◆ **DATA SHOWN**:
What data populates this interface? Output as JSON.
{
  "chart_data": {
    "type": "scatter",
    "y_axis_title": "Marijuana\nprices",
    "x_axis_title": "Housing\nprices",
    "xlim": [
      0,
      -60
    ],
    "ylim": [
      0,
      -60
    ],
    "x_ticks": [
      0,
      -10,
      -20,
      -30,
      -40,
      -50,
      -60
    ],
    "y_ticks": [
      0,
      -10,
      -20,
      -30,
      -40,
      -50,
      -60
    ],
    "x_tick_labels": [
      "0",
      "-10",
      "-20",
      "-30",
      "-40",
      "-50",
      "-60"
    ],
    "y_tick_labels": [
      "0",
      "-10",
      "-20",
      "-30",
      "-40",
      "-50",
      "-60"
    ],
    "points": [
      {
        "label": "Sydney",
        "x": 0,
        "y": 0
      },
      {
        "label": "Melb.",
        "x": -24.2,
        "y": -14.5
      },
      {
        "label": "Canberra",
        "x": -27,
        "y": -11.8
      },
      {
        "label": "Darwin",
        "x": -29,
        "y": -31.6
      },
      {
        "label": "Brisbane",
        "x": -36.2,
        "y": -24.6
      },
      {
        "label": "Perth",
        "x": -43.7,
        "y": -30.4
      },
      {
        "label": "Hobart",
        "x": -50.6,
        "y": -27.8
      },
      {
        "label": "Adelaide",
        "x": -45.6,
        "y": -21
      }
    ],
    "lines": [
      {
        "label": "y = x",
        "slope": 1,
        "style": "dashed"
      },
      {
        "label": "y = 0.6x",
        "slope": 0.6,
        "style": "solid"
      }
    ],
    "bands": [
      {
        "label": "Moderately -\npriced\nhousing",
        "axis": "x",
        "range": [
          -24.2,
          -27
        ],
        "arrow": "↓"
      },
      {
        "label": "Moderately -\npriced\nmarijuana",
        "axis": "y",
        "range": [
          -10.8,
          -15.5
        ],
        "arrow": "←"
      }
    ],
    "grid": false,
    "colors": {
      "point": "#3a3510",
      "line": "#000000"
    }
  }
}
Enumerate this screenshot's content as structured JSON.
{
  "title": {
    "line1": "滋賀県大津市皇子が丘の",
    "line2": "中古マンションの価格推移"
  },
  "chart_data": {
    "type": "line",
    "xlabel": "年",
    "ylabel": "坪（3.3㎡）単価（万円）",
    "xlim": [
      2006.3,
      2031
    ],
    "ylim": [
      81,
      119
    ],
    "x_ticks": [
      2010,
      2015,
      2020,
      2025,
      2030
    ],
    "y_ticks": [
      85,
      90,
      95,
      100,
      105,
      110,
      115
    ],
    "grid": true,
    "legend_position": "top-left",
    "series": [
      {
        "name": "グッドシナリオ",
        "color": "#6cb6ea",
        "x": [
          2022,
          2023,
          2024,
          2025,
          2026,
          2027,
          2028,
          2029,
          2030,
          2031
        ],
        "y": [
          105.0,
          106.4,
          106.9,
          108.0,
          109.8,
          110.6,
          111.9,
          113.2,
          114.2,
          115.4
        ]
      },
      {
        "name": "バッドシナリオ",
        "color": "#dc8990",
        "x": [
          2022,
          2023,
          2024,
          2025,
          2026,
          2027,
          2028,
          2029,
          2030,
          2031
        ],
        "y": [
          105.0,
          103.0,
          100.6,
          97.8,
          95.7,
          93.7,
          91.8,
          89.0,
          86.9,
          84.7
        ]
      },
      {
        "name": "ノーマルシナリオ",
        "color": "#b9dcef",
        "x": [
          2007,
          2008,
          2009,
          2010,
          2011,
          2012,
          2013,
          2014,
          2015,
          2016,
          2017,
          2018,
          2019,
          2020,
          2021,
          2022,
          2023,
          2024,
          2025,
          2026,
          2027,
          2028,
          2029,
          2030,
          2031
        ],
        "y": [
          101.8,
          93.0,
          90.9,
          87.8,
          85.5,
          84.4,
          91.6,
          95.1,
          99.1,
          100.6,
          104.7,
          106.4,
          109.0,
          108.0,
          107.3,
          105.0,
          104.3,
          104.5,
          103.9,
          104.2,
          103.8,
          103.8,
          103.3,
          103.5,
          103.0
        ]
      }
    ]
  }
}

◆ **TO BE DONE**:
Give back all the data exactly as written.

◆ **EXERCISE ANSWER**:
What data populates this interface? Output as JSON.
{
  "chart_data": {
    "type": "scatter",
    "y_axis_title": "Marijuana\nprices",
    "x_axis_title": "Housing\nprices",
    "xlim": [
      0,
      -60
    ],
    "ylim": [
      0,
      -60
    ],
    "x_ticks": [
      0,
      -10,
      -20,
      -30,
      -40,
      -50,
      -60
    ],
    "y_ticks": [
      0,
      -10,
      -20,
      -30,
      -40,
      -50,
      -60
    ],
    "x_tick_labels": [
      "0",
      "-10",
      "-20",
      "-30",
      "-40",
      "-50",
      "-60"
    ],
    "y_tick_labels": [
      "0",
      "-10",
      "-20",
      "-30",
      "-40",
      "-50",
      "-60"
    ],
    "points": [
      {
        "label": "Sydney",
        "x": 0,
        "y": 0
      },
      {
        "label": "Melb.",
        "x": -24.2,
        "y": -14.5
      },
      {
        "label": "Canberra",
        "x": -27,
        "y": -11.8
      },
      {
        "label": "Darwin",
        "x": -29,
        "y": -31.6
      },
      {
        "label": "Brisbane",
        "x": -36.2,
        "y": -24.6
      },
      {
        "label": "Perth",
        "x": -43.7,
        "y": -30.4
      },
      {
        "label": "Hobart",
        "x": -50.6,
        "y": -27.8
      },
      {
        "label": "Adelaide",
        "x": -45.6,
        "y": -21
      }
    ],
    "lines": [
      {
        "label": "y = x",
        "slope": 1,
        "style": "dashed"
      },
      {
        "label": "y = 0.6x",
        "slope": 0.6,
        "style": "solid"
      }
    ],
    "bands": [
      {
        "label": "Moderately -\npriced\nhousing",
        "axis": "x",
        "range": [
          -24.2,
          -27
        ],
        "arrow": "↓"
      },
      {
        "label": "Moderately -\npriced\nmarijuana",
        "axis": "y",
        "range": [
          -10.8,
          -15.5
        ],
        "arrow": "←"
      }
    ],
    "grid": false,
    "colors": {
      "point": "#3a3510",
      "line": "#000000"
    }
  }
}
Enumerate this screenshot's content as structured JSON.
{
  "title": {
    "line1": "滋賀県大津市皇子が丘の",
    "line2": "中古マンションの価格推移"
  },
  "chart_data": {
    "type": "line",
    "xlabel": "年",
    "ylabel": "坪（3.3㎡）単価（万円）",
    "xlim": [
      2006.3,
      2031
    ],
    "ylim": [
      81,
      119
    ],
    "x_ticks": [
      2010,
      2015,
      2020,
      2025,
      2030
    ],
    "y_ticks": [
      85,
      90,
      95,
      100,
      105,
      110,
      115
    ],
    "grid": true,
    "legend_position": "top-left",
    "series": [
      {
        "name": "グッドシナリオ",
        "color": "#6cb6ea",
        "x": [
          2022,
          2023,
          2024,
          2025,
          2026,
          2027,
          2028,
          2029,
          2030,
          2031
        ],
        "y": [
          105.0,
          106.4,
          106.9,
          108.0,
          109.8,
          110.6,
          111.9,
          113.2,
          114.2,
          115.4
        ]
      },
      {
        "name": "バッドシナリオ",
        "color": "#dc8990",
        "x": [
          2022,
          2023,
          2024,
          2025,
          2026,
          2027,
          2028,
          2029,
          2030,
          2031
        ],
        "y": [
          105.0,
          103.0,
          100.6,
          97.8,
          95.7,
          93.7,
          91.8,
          89.0,
          86.9,
          84.7
        ]
      },
      {
        "name": "ノーマルシナリオ",
        "color": "#b9dcef",
        "x": [
          2007,
          2008,
          2009,
          2010,
          2011,
          2012,
          2013,
          2014,
          2015,
          2016,
          2017,
          2018,
          2019,
          2020,
          2021,
          2022,
          2023,
          2024,
          2025,
          2026,
          2027,
          2028,
          2029,
          2030,
          2031
        ],
        "y": [
          101.8,
          93.0,
          90.9,
          87.8,
          85.5,
          84.4,
          91.6,
          95.1,
          99.1,
          100.6,
          104.7,
          106.4,
          109.0,
          108.0,
          107.3,
          105.0,
          104.3,
          104.5,
          103.9,
          104.2,
          103.8,
          103.8,
          103.3,
          103.5,
          103.0
        ]
      }
    ]
  }
}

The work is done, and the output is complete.